-- START DATA LISTING --

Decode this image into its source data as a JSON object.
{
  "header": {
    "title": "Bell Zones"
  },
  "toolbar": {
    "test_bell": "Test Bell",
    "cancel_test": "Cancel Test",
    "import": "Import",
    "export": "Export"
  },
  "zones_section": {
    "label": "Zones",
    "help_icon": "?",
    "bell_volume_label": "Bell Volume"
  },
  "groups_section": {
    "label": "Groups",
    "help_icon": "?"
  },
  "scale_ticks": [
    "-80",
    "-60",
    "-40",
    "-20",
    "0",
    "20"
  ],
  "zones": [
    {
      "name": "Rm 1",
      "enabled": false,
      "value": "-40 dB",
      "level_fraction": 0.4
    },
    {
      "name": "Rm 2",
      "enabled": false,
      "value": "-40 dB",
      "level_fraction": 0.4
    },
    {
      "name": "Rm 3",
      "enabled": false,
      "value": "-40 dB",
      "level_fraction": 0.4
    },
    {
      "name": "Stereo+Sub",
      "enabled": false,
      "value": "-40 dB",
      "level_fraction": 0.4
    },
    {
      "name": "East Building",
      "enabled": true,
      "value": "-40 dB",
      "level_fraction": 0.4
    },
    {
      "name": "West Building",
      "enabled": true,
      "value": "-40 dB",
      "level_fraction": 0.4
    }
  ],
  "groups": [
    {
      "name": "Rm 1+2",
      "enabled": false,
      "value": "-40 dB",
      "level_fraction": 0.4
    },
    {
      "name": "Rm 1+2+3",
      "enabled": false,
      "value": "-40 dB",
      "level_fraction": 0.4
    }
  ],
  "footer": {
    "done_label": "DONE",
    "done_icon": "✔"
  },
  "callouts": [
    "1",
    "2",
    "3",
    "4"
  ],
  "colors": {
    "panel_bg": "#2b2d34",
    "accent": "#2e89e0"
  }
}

-- END DATA LISTING --
-- START DATA LISTING --

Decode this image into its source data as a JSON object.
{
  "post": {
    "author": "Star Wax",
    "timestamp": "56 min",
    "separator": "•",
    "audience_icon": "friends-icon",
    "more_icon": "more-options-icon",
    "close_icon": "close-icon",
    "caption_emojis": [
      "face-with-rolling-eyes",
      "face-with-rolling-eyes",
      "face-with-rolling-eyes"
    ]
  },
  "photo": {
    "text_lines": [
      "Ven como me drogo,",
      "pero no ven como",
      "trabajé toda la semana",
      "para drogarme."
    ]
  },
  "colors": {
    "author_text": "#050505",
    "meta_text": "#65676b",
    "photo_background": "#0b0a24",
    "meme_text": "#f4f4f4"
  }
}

-- END DATA LISTING --

Working from the entries above, return all lines that contain "Bell".

    "title": "Bell Zones"
    "test_bell": "Test Bell",
    "bell_volume_label": "Bell Volume"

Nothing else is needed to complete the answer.